» **TASK DESCRIPTION**: Some lines in the records below may hold the word "nusage"; give the number of those lines and nothing else.

━━ MATERIAL SUPPLIED

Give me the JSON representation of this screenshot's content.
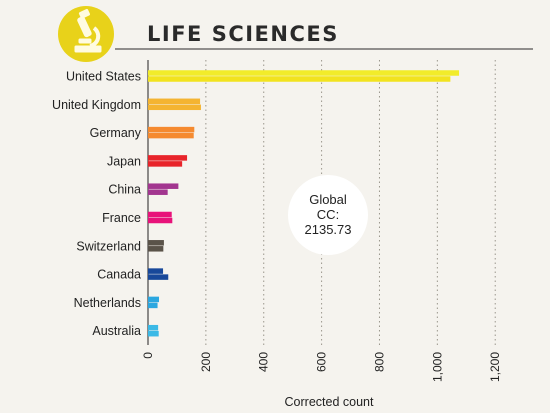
{
  "header": {
    "title": "LIFE SCIENCES",
    "icon": "microscope-icon",
    "icon_bg": "#e8d21a"
  },
  "badge": {
    "lines": [
      "Global",
      "CC:",
      "2135.73"
    ]
  },
  "chart_data": {
    "type": "bar",
    "orientation": "horizontal",
    "categories": [
      "United States",
      "United Kingdom",
      "Germany",
      "Japan",
      "China",
      "France",
      "Switzerland",
      "Canada",
      "Netherlands",
      "Australia"
    ],
    "series": [
      {
        "values": [
          1075,
          180,
          160,
          135,
          105,
          82,
          55,
          52,
          38,
          35
        ]
      },
      {
        "values": [
          1045,
          183,
          158,
          118,
          68,
          84,
          53,
          70,
          33,
          37
        ]
      }
    ],
    "colors": [
      [
        "#f2ec2a",
        "#f2e31e"
      ],
      [
        "#f4b431",
        "#f4b431"
      ],
      [
        "#f58a2f",
        "#f58a2f"
      ],
      [
        "#e8242a",
        "#e8242a"
      ],
      [
        "#a2358f",
        "#a2358f"
      ],
      [
        "#e8127a",
        "#e8127a"
      ],
      [
        "#5a5349",
        "#5a5349"
      ],
      [
        "#18489a",
        "#18489a"
      ],
      [
        "#2ba7e0",
        "#2ba7e0"
      ],
      [
        "#3bb9e6",
        "#3bb9e6"
      ]
    ],
    "xticks": [
      0,
      200,
      400,
      600,
      800,
      "1,000",
      "1,200"
    ],
    "xlim": [
      0,
      1220
    ],
    "xlabel": "Corrected count",
    "grid": true
  }
}
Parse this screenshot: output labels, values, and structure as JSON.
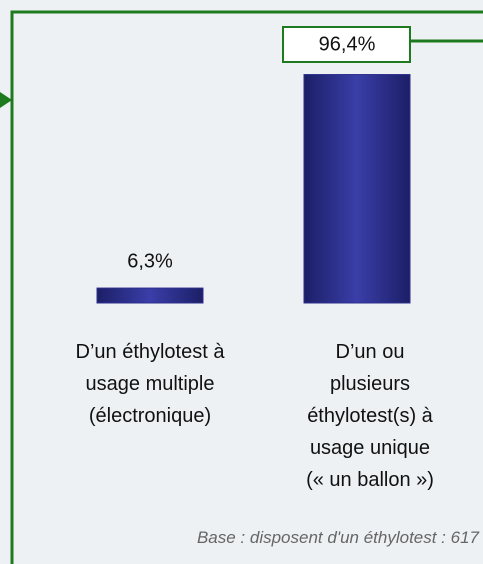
{
  "chart_data": {
    "type": "bar",
    "categories": [
      "D’un éthylotest à\nusage multiple\n(électronique)",
      "D’un ou\nplusieurs\néthylotest(s) à\nusage unique\n(« un ballon »)"
    ],
    "values": [
      6.3,
      96.4
    ],
    "value_labels": [
      "6,3%",
      "96,4%"
    ],
    "color": "#2c2f8c",
    "annotation": "Base : disposent d'un éthylotest : 617"
  }
}
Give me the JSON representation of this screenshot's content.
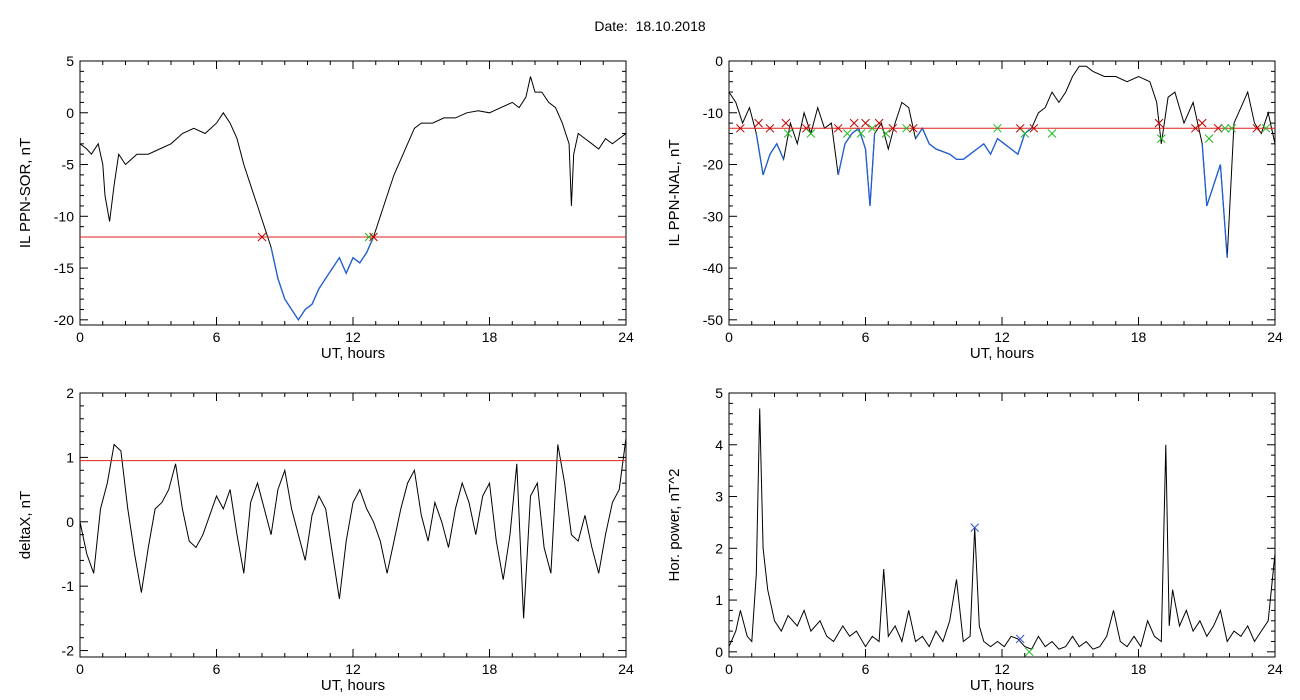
{
  "header": {
    "date_label": "Date:",
    "date_value": "18.10.2018"
  },
  "colors": {
    "trace": "#000000",
    "below_threshold": "#1f5fd6",
    "threshold": "#e0201a",
    "cross_red": "#c00000",
    "cross_green": "#22bb22",
    "cross_blue": "#3355cc"
  },
  "chart_data": [
    {
      "type": "line",
      "id": "sor",
      "xlabel": "UT, hours",
      "ylabel": "IL PPN-SOR, nT",
      "xlim": [
        0,
        24
      ],
      "ylim": [
        -20.5,
        5
      ],
      "xticks": [
        0,
        6,
        12,
        18,
        24
      ],
      "yticks": [
        5,
        0,
        -5,
        -10,
        -15,
        -20
      ],
      "threshold": -12,
      "x": [
        0,
        0.3,
        0.5,
        0.8,
        1.0,
        1.1,
        1.3,
        1.5,
        1.7,
        2.0,
        2.5,
        3.0,
        3.5,
        4.0,
        4.5,
        5.0,
        5.5,
        6.0,
        6.3,
        6.6,
        6.9,
        7.2,
        7.5,
        7.8,
        8.1,
        8.4,
        8.7,
        9.0,
        9.3,
        9.6,
        9.9,
        10.2,
        10.5,
        10.8,
        11.1,
        11.4,
        11.7,
        12.0,
        12.3,
        12.6,
        12.9,
        13.2,
        13.5,
        13.8,
        14.1,
        14.4,
        14.7,
        15.0,
        15.5,
        16.0,
        16.5,
        17.0,
        17.5,
        18.0,
        18.5,
        19.0,
        19.3,
        19.6,
        19.8,
        20.0,
        20.3,
        20.6,
        20.9,
        21.2,
        21.5,
        21.6,
        21.7,
        21.9,
        22.2,
        22.5,
        22.8,
        23.1,
        23.4,
        23.7,
        24.0
      ],
      "values": [
        -3,
        -3.5,
        -4,
        -3,
        -5,
        -8,
        -10.5,
        -7,
        -4,
        -5,
        -4,
        -4,
        -3.5,
        -3,
        -2,
        -1.5,
        -2,
        -1,
        0,
        -1,
        -2.5,
        -5,
        -7,
        -9,
        -11,
        -13,
        -16,
        -18,
        -19,
        -20,
        -19,
        -18.5,
        -17,
        -16,
        -15,
        -14,
        -15.5,
        -14,
        -14.5,
        -13.5,
        -12,
        -10,
        -8,
        -6,
        -4.5,
        -3,
        -1.5,
        -1,
        -1,
        -0.5,
        -0.5,
        0,
        0.2,
        0,
        0.5,
        1,
        0.5,
        1.5,
        3.5,
        2,
        2,
        1,
        0.5,
        -1,
        -3,
        -9,
        -4,
        -2,
        -2.5,
        -3,
        -3.5,
        -2.5,
        -3,
        -2.5,
        -2
      ],
      "crosses": [
        {
          "x": 8.0,
          "y": -12,
          "color": "cross_red"
        },
        {
          "x": 12.7,
          "y": -12,
          "color": "cross_green"
        },
        {
          "x": 12.9,
          "y": -12,
          "color": "cross_red"
        }
      ]
    },
    {
      "type": "line",
      "id": "nal",
      "xlabel": "UT, hours",
      "ylabel": "IL PPN-NAL, nT",
      "xlim": [
        0,
        24
      ],
      "ylim": [
        -51,
        0
      ],
      "xticks": [
        0,
        6,
        12,
        18,
        24
      ],
      "yticks": [
        0,
        -10,
        -20,
        -30,
        -40,
        -50
      ],
      "threshold": -13,
      "x": [
        0,
        0.3,
        0.6,
        0.9,
        1.2,
        1.5,
        1.8,
        2.1,
        2.4,
        2.7,
        3.0,
        3.3,
        3.6,
        3.9,
        4.2,
        4.5,
        4.8,
        5.1,
        5.4,
        5.7,
        6.0,
        6.2,
        6.4,
        6.7,
        7.0,
        7.3,
        7.6,
        7.9,
        8.2,
        8.5,
        8.8,
        9.1,
        9.4,
        9.7,
        10.0,
        10.3,
        10.6,
        10.9,
        11.2,
        11.5,
        11.8,
        12.1,
        12.4,
        12.7,
        13.0,
        13.3,
        13.6,
        13.9,
        14.2,
        14.5,
        14.8,
        15.1,
        15.4,
        15.7,
        16.0,
        16.5,
        17.0,
        17.5,
        18.0,
        18.5,
        18.8,
        19.0,
        19.3,
        19.6,
        20.0,
        20.4,
        20.8,
        21.0,
        21.3,
        21.6,
        21.9,
        22.2,
        22.5,
        22.8,
        23.1,
        23.4,
        23.7,
        24.0
      ],
      "values": [
        -6,
        -8,
        -12,
        -9,
        -14,
        -22,
        -18,
        -16,
        -19,
        -12,
        -16,
        -10,
        -14,
        -9,
        -13,
        -12,
        -22,
        -16,
        -14,
        -13,
        -17,
        -28,
        -14,
        -12,
        -17,
        -12,
        -8,
        -9,
        -15,
        -13,
        -16,
        -17,
        -17.5,
        -18,
        -19,
        -19,
        -18,
        -17,
        -16,
        -18,
        -15,
        -16,
        -17,
        -18,
        -14,
        -13,
        -10,
        -9,
        -6,
        -8,
        -6,
        -3,
        -1,
        -1,
        -2,
        -3,
        -3,
        -4,
        -3,
        -4,
        -8,
        -16,
        -7,
        -6,
        -12,
        -8,
        -16,
        -28,
        -24,
        -20,
        -38,
        -12,
        -9,
        -6,
        -12,
        -14,
        -10,
        -16
      ],
      "crosses": [
        {
          "x": 0.5,
          "y": -13,
          "color": "cross_red"
        },
        {
          "x": 1.3,
          "y": -12,
          "color": "cross_red"
        },
        {
          "x": 1.8,
          "y": -13,
          "color": "cross_red"
        },
        {
          "x": 2.5,
          "y": -12,
          "color": "cross_red"
        },
        {
          "x": 2.6,
          "y": -14,
          "color": "cross_green"
        },
        {
          "x": 3.4,
          "y": -13,
          "color": "cross_red"
        },
        {
          "x": 3.6,
          "y": -14,
          "color": "cross_green"
        },
        {
          "x": 4.8,
          "y": -13,
          "color": "cross_red"
        },
        {
          "x": 5.2,
          "y": -14,
          "color": "cross_green"
        },
        {
          "x": 5.5,
          "y": -12,
          "color": "cross_red"
        },
        {
          "x": 5.8,
          "y": -14,
          "color": "cross_green"
        },
        {
          "x": 6.0,
          "y": -12,
          "color": "cross_red"
        },
        {
          "x": 6.3,
          "y": -13,
          "color": "cross_green"
        },
        {
          "x": 6.6,
          "y": -12,
          "color": "cross_red"
        },
        {
          "x": 6.9,
          "y": -14,
          "color": "cross_green"
        },
        {
          "x": 7.2,
          "y": -13,
          "color": "cross_red"
        },
        {
          "x": 7.8,
          "y": -13,
          "color": "cross_green"
        },
        {
          "x": 8.1,
          "y": -13,
          "color": "cross_red"
        },
        {
          "x": 11.8,
          "y": -13,
          "color": "cross_green"
        },
        {
          "x": 12.8,
          "y": -13,
          "color": "cross_red"
        },
        {
          "x": 13.0,
          "y": -14,
          "color": "cross_green"
        },
        {
          "x": 13.4,
          "y": -13,
          "color": "cross_red"
        },
        {
          "x": 14.2,
          "y": -14,
          "color": "cross_green"
        },
        {
          "x": 18.9,
          "y": -12,
          "color": "cross_red"
        },
        {
          "x": 19.0,
          "y": -15,
          "color": "cross_green"
        },
        {
          "x": 20.5,
          "y": -13,
          "color": "cross_red"
        },
        {
          "x": 20.8,
          "y": -12,
          "color": "cross_red"
        },
        {
          "x": 21.1,
          "y": -15,
          "color": "cross_green"
        },
        {
          "x": 21.5,
          "y": -13,
          "color": "cross_red"
        },
        {
          "x": 21.8,
          "y": -13,
          "color": "cross_green"
        },
        {
          "x": 22.1,
          "y": -13,
          "color": "cross_green"
        },
        {
          "x": 23.2,
          "y": -13,
          "color": "cross_red"
        },
        {
          "x": 23.6,
          "y": -13,
          "color": "cross_green"
        }
      ]
    },
    {
      "type": "line",
      "id": "deltax",
      "xlabel": "UT, hours",
      "ylabel": "deltaX, nT",
      "xlim": [
        0,
        24
      ],
      "ylim": [
        -2.1,
        2
      ],
      "xticks": [
        0,
        6,
        12,
        18,
        24
      ],
      "yticks": [
        2,
        1,
        0,
        -1,
        -2
      ],
      "threshold": 0.95,
      "x": [
        0,
        0.3,
        0.6,
        0.9,
        1.2,
        1.5,
        1.8,
        2.1,
        2.4,
        2.7,
        3.0,
        3.3,
        3.6,
        3.9,
        4.2,
        4.5,
        4.8,
        5.1,
        5.4,
        5.7,
        6.0,
        6.3,
        6.6,
        6.9,
        7.2,
        7.5,
        7.8,
        8.1,
        8.4,
        8.7,
        9.0,
        9.3,
        9.6,
        9.9,
        10.2,
        10.5,
        10.8,
        11.1,
        11.4,
        11.7,
        12.0,
        12.3,
        12.6,
        12.9,
        13.2,
        13.5,
        13.8,
        14.1,
        14.4,
        14.7,
        15.0,
        15.3,
        15.6,
        15.9,
        16.2,
        16.5,
        16.8,
        17.1,
        17.4,
        17.7,
        18.0,
        18.3,
        18.6,
        18.9,
        19.2,
        19.5,
        19.8,
        20.1,
        20.4,
        20.7,
        21.0,
        21.3,
        21.6,
        21.9,
        22.2,
        22.5,
        22.8,
        23.1,
        23.4,
        23.7,
        24.0
      ],
      "values": [
        0,
        -0.5,
        -0.8,
        0.2,
        0.6,
        1.2,
        1.1,
        0.2,
        -0.5,
        -1.1,
        -0.4,
        0.2,
        0.3,
        0.5,
        0.9,
        0.2,
        -0.3,
        -0.4,
        -0.2,
        0.1,
        0.4,
        0.2,
        0.5,
        -0.2,
        -0.8,
        0.3,
        0.6,
        0.2,
        -0.2,
        0.5,
        0.8,
        0.2,
        -0.2,
        -0.6,
        0.1,
        0.4,
        0.2,
        -0.5,
        -1.2,
        -0.3,
        0.3,
        0.5,
        0.2,
        0.0,
        -0.3,
        -0.8,
        -0.3,
        0.2,
        0.6,
        0.8,
        0.1,
        -0.3,
        0.3,
        0.0,
        -0.4,
        0.2,
        0.6,
        0.3,
        -0.2,
        0.4,
        0.6,
        -0.3,
        -0.9,
        -0.2,
        0.9,
        -1.5,
        0.4,
        0.6,
        -0.4,
        -0.8,
        1.2,
        0.6,
        -0.2,
        -0.3,
        0.1,
        -0.4,
        -0.8,
        -0.2,
        0.3,
        0.5,
        1.3
      ]
    },
    {
      "type": "line",
      "id": "power",
      "xlabel": "UT, hours",
      "ylabel": "Hor. power, nT^2",
      "xlim": [
        0,
        24
      ],
      "ylim": [
        -0.1,
        5
      ],
      "xticks": [
        0,
        6,
        12,
        18,
        24
      ],
      "yticks": [
        5,
        4,
        3,
        2,
        1,
        0
      ],
      "x": [
        0,
        0.3,
        0.5,
        0.8,
        1.0,
        1.2,
        1.35,
        1.5,
        1.7,
        2.0,
        2.3,
        2.6,
        3.0,
        3.3,
        3.6,
        4.0,
        4.3,
        4.6,
        5.0,
        5.3,
        5.6,
        6.0,
        6.3,
        6.6,
        6.8,
        7.0,
        7.3,
        7.6,
        7.9,
        8.2,
        8.5,
        8.8,
        9.1,
        9.4,
        9.7,
        10.0,
        10.3,
        10.6,
        10.8,
        11.0,
        11.2,
        11.5,
        11.8,
        12.1,
        12.4,
        12.7,
        13.0,
        13.3,
        13.6,
        13.9,
        14.2,
        14.5,
        14.8,
        15.1,
        15.4,
        15.7,
        16.0,
        16.3,
        16.6,
        16.9,
        17.2,
        17.5,
        17.8,
        18.1,
        18.4,
        18.7,
        19.0,
        19.2,
        19.35,
        19.5,
        19.8,
        20.1,
        20.4,
        20.7,
        21.0,
        21.3,
        21.6,
        21.9,
        22.2,
        22.5,
        22.8,
        23.1,
        23.4,
        23.7,
        24.0
      ],
      "values": [
        0.1,
        0.4,
        0.8,
        0.3,
        0.2,
        1.5,
        4.7,
        2.0,
        1.2,
        0.6,
        0.4,
        0.7,
        0.5,
        0.8,
        0.4,
        0.6,
        0.3,
        0.2,
        0.5,
        0.3,
        0.4,
        0.1,
        0.3,
        0.2,
        1.6,
        0.3,
        0.5,
        0.2,
        0.8,
        0.2,
        0.3,
        0.1,
        0.4,
        0.2,
        0.6,
        1.4,
        0.2,
        0.3,
        2.4,
        0.5,
        0.2,
        0.1,
        0.2,
        0.1,
        0.3,
        0.25,
        0.1,
        0.05,
        0.3,
        0.1,
        0.2,
        0.05,
        0.1,
        0.3,
        0.1,
        0.2,
        0.05,
        0.1,
        0.3,
        0.8,
        0.2,
        0.1,
        0.3,
        0.1,
        0.6,
        0.3,
        0.2,
        4.0,
        0.5,
        1.2,
        0.5,
        0.8,
        0.4,
        0.6,
        0.3,
        0.5,
        0.8,
        0.2,
        0.4,
        0.3,
        0.5,
        0.2,
        0.4,
        0.6,
        1.9
      ],
      "crosses": [
        {
          "x": 10.8,
          "y": 2.4,
          "color": "cross_blue"
        },
        {
          "x": 12.8,
          "y": 0.25,
          "color": "cross_blue"
        },
        {
          "x": 13.2,
          "y": 0.0,
          "color": "cross_green"
        }
      ]
    }
  ]
}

━━━━

» **RESPONSE**: 2